DIRECTIONS FOR THIS TASK: Where a line in the listing below contains the word "data", copy that line.

GIVEN RECORDS:
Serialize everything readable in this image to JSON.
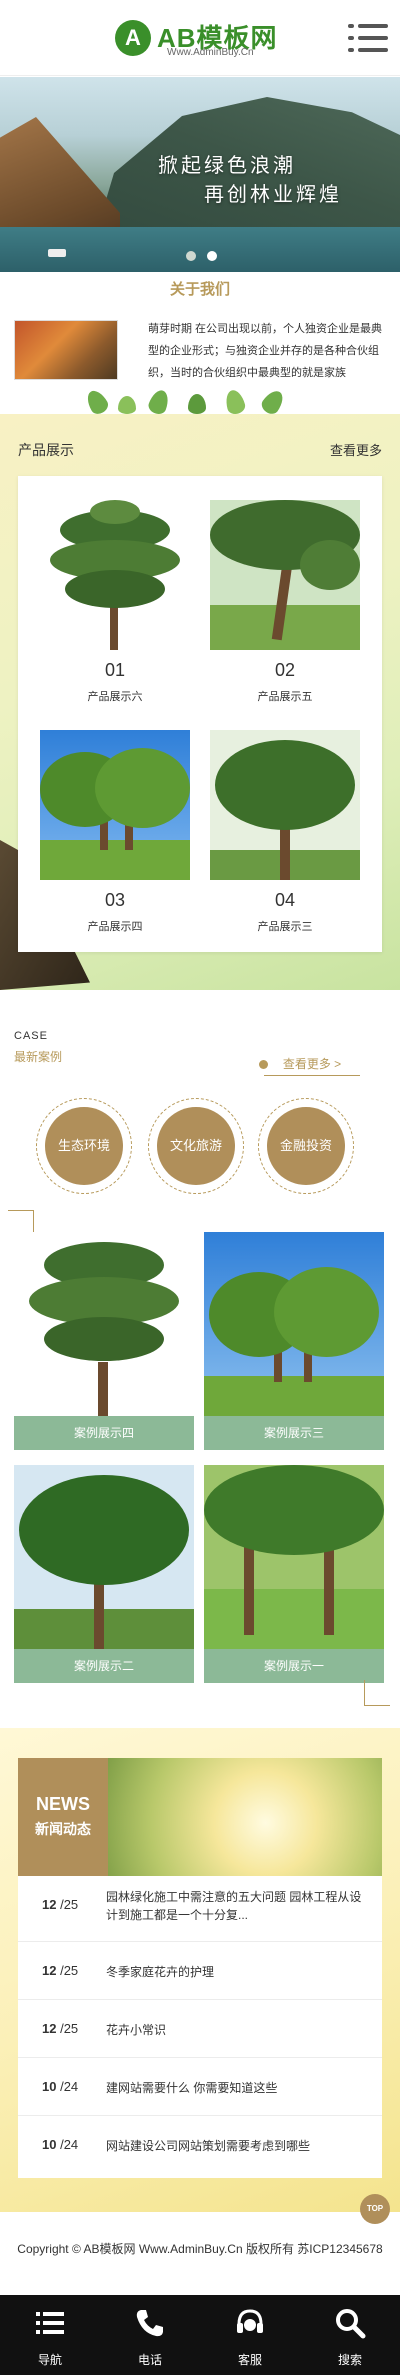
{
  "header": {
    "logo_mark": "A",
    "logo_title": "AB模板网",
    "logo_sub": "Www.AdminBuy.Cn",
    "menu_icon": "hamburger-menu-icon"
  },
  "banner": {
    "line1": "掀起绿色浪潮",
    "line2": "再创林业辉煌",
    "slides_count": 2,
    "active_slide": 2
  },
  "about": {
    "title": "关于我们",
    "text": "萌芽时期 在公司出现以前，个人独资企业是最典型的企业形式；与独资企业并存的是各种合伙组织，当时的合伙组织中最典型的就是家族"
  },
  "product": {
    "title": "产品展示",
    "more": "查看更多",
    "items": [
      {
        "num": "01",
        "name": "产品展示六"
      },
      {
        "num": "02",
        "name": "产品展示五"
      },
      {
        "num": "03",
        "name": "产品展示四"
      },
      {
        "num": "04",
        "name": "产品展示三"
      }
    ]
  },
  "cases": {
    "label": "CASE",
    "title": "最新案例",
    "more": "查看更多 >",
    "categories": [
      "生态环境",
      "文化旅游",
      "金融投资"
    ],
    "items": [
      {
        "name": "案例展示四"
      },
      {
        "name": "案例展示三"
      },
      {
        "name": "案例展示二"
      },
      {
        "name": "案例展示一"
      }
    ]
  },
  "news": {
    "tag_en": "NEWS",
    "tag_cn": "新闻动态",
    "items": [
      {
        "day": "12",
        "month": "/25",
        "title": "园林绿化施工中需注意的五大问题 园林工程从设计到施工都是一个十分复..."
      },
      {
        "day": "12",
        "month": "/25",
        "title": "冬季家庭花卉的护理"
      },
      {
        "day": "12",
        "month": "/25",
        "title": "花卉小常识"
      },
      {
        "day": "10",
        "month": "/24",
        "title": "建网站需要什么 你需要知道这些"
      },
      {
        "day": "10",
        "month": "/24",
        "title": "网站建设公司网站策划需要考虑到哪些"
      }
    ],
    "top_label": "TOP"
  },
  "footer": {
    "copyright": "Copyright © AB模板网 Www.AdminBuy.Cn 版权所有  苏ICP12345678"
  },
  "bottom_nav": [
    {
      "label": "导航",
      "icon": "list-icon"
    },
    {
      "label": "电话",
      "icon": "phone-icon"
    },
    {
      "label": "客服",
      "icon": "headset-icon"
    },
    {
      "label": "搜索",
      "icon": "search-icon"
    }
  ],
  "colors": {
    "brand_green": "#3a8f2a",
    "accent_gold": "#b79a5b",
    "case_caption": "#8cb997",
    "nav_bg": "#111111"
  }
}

==

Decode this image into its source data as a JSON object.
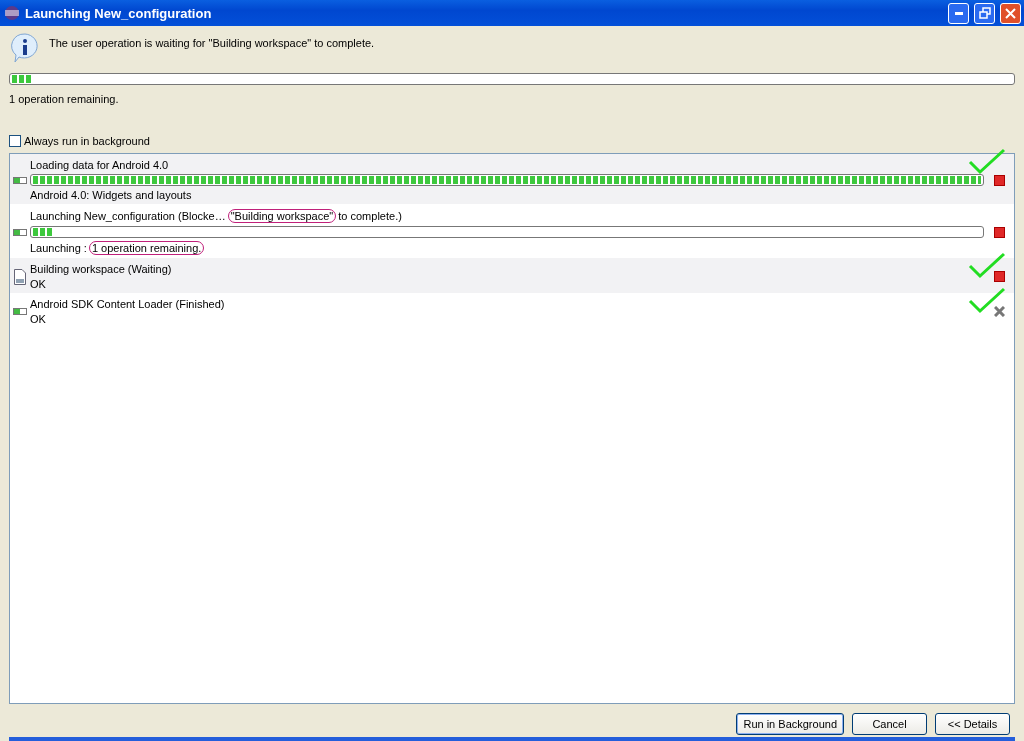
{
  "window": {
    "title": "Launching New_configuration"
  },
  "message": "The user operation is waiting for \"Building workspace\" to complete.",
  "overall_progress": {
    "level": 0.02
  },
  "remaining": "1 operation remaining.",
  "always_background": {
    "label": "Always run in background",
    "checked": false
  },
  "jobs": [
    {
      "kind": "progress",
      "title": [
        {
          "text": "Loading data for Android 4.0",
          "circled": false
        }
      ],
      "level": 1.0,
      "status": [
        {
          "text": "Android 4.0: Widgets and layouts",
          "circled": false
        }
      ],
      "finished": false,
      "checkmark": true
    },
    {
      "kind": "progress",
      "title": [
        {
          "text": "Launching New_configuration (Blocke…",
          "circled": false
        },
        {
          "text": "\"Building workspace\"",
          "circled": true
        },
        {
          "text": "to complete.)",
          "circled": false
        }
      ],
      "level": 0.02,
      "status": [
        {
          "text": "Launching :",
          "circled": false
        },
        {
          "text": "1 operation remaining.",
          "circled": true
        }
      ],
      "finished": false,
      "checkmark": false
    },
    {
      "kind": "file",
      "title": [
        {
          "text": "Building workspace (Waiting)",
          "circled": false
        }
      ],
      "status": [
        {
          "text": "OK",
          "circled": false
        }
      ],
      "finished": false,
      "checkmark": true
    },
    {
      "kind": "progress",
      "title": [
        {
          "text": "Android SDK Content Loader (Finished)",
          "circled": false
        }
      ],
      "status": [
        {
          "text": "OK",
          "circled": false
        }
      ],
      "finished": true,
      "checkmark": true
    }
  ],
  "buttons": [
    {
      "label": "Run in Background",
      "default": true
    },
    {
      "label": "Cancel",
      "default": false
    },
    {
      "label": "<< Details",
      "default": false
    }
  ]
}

WORKED ANSWER:
Decode this image into its source data as a JSON object.
          "text": "Loading data for Android 4.0",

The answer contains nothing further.